- [PROMPT]
Provide only the number of lines in the data below that contain the string "name".

- [MATERIAL PROVIDED]
═══
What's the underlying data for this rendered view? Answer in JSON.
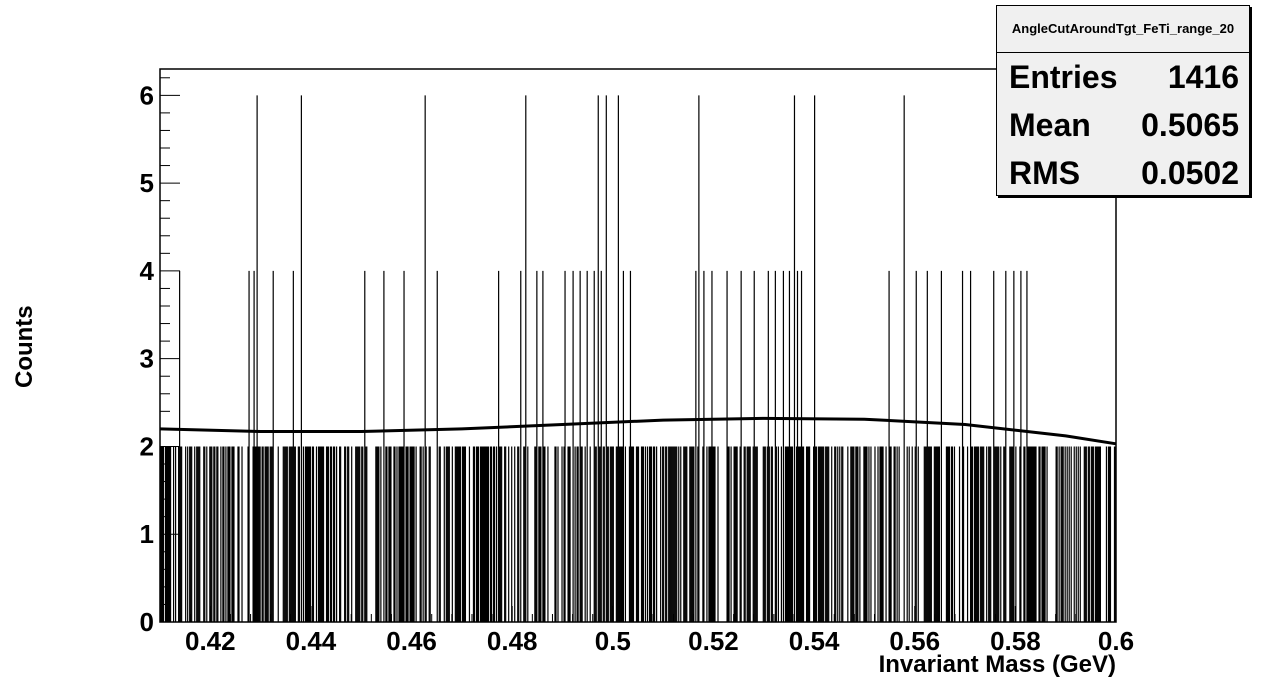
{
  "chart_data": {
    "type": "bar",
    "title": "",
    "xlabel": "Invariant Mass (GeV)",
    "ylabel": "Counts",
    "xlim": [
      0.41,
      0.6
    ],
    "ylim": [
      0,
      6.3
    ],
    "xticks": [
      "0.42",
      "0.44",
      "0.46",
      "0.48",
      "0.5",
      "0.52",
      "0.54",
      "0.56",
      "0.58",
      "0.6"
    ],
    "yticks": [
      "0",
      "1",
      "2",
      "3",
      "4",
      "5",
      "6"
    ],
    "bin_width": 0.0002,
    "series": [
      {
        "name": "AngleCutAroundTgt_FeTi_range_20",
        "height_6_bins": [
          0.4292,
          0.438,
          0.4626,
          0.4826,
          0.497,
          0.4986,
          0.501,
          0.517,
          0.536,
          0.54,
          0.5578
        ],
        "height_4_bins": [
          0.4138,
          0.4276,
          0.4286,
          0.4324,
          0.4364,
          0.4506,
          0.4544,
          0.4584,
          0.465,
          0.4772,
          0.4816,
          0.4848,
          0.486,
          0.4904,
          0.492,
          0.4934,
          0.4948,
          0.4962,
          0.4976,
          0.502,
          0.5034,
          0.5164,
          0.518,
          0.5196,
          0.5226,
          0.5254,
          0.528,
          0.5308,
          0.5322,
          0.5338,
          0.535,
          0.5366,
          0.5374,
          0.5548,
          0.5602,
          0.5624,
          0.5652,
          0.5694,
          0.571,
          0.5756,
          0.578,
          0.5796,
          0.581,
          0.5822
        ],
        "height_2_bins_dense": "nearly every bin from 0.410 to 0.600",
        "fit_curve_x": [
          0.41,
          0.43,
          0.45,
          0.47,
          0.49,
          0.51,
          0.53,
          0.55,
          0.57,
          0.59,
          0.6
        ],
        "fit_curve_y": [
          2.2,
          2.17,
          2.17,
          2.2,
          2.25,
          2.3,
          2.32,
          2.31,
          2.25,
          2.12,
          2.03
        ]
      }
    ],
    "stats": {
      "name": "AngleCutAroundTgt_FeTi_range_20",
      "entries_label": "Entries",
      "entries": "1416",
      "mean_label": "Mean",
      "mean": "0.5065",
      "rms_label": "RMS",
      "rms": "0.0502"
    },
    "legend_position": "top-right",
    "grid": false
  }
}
═══
- [EXERCISE OUTPUT]
2